DATA SHOWN =>
____________________
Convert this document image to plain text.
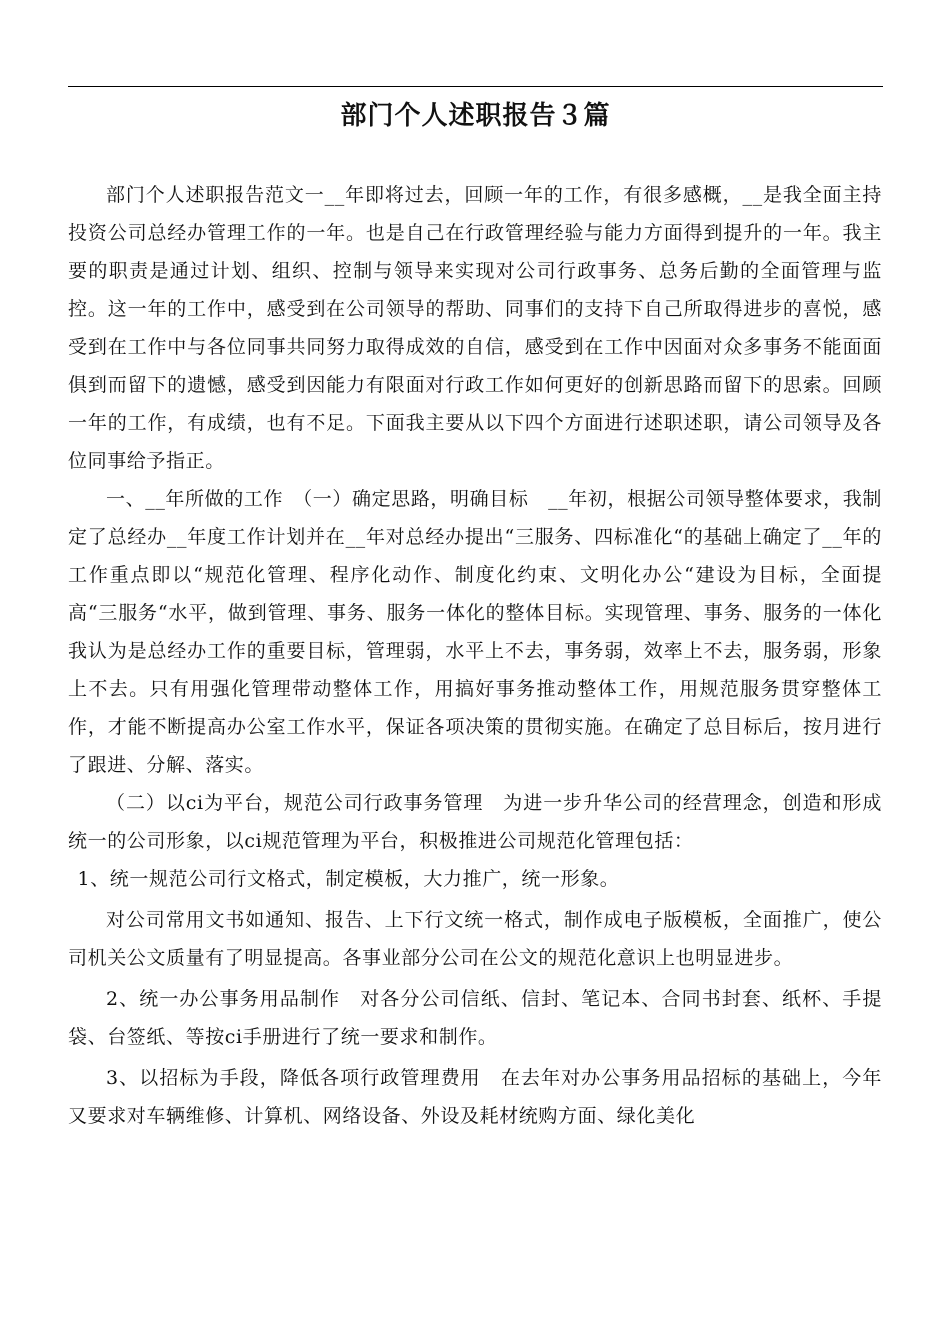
部门个人述职报告３篇

部门个人述职报告范文一__年即将过去，回顾一年的工作，有很多感概，__是我全面主持投资公司总经办管理工作的一年。也是自己在行政管理经验与能力方面得到提升的一年。我主要的职责是通过计划、组织、控制与领导来实现对公司行政事务、总务后勤的全面管理与监控。这一年的工作中，感受到在公司领导的帮助、同事们的支持下自己所取得进步的喜悦，感受到在工作中与各位同事共同努力取得成效的自信，感受到在工作中因面对众多事务不能面面俱到而留下的遗憾，感受到因能力有限面对行政工作如何更好的创新思路而留下的思索。回顾一年的工作，有成绩，也有不足。下面我主要从以下四个方面进行述职述职，请公司领导及各位同事给予指正。

一、__年所做的工作　（一）确定思路，明确目标　__年初，根据公司领导整体要求，我制定了总经办__年度工作计划并在__年对总经办提出“三服务、四标准化“的基础上确定了__年的工作重点即以“规范化管理、程序化动作、制度化约束、文明化办公“建设为目标，全面提高“三服务“水平，做到管理、事务、服务一体化的整体目标。实现管理、事务、服务的一体化我认为是总经办工作的重要目标，管理弱，水平上不去，事务弱，效率上不去，服务弱，形象上不去。只有用强化管理带动整体工作，用搞好事务推动整体工作，用规范服务贯穿整体工作，才能不断提高办公室工作水平，保证各项决策的贯彻实施。在确定了总目标后，按月进行了跟进、分解、落实。

（二）以ci为平台，规范公司行政事务管理　为进一步升华公司的经营理念，创造和形成统一的公司形象，以ci规范管理为平台，积极推进公司规范化管理包括：

1、统一规范公司行文格式，制定模板，大力推广，统一形象。

对公司常用文书如通知、报告、上下行文统一格式，制作成电子版模板，全面推广，使公司机关公文质量有了明显提高。各事业部分公司在公文的规范化意识上也明显进步。

2、统一办公事务用品制作　对各分公司信纸、信封、笔记本、合同书封套、纸杯、手提袋、台签纸、等按ci手册进行了统一要求和制作。

3、以招标为手段，降低各项行政管理费用　在去年对办公事务用品招标的基础上，今年又要求对车辆维修、计算机、网络设备、外设及耗材统购方面、绿化美化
____________________
DO THIS => Repeat the listing in full and exactly. Do not include any images.

ANSWER BELOW =>
Convert this document image to plain text.
部门个人述职报告３篇

部门个人述职报告范文一__年即将过去，回顾一年的工作，有很多感概，__是我全面主持投资公司总经办管理工作的一年。也是自己在行政管理经验与能力方面得到提升的一年。我主要的职责是通过计划、组织、控制与领导来实现对公司行政事务、总务后勤的全面管理与监控。这一年的工作中，感受到在公司领导的帮助、同事们的支持下自己所取得进步的喜悦，感受到在工作中与各位同事共同努力取得成效的自信，感受到在工作中因面对众多事务不能面面俱到而留下的遗憾，感受到因能力有限面对行政工作如何更好的创新思路而留下的思索。回顾一年的工作，有成绩，也有不足。下面我主要从以下四个方面进行述职述职，请公司领导及各位同事给予指正。

一、__年所做的工作　（一）确定思路，明确目标　__年初，根据公司领导整体要求，我制定了总经办__年度工作计划并在__年对总经办提出“三服务、四标准化“的基础上确定了__年的工作重点即以“规范化管理、程序化动作、制度化约束、文明化办公“建设为目标，全面提高“三服务“水平，做到管理、事务、服务一体化的整体目标。实现管理、事务、服务的一体化我认为是总经办工作的重要目标，管理弱，水平上不去，事务弱，效率上不去，服务弱，形象上不去。只有用强化管理带动整体工作，用搞好事务推动整体工作，用规范服务贯穿整体工作，才能不断提高办公室工作水平，保证各项决策的贯彻实施。在确定了总目标后，按月进行了跟进、分解、落实。

（二）以ci为平台，规范公司行政事务管理　为进一步升华公司的经营理念，创造和形成统一的公司形象，以ci规范管理为平台，积极推进公司规范化管理包括：

1、统一规范公司行文格式，制定模板，大力推广，统一形象。

对公司常用文书如通知、报告、上下行文统一格式，制作成电子版模板，全面推广，使公司机关公文质量有了明显提高。各事业部分公司在公文的规范化意识上也明显进步。

2、统一办公事务用品制作　对各分公司信纸、信封、笔记本、合同书封套、纸杯、手提袋、台签纸、等按ci手册进行了统一要求和制作。

3、以招标为手段，降低各项行政管理费用　在去年对办公事务用品招标的基础上，今年又要求对车辆维修、计算机、网络设备、外设及耗材统购方面、绿化美化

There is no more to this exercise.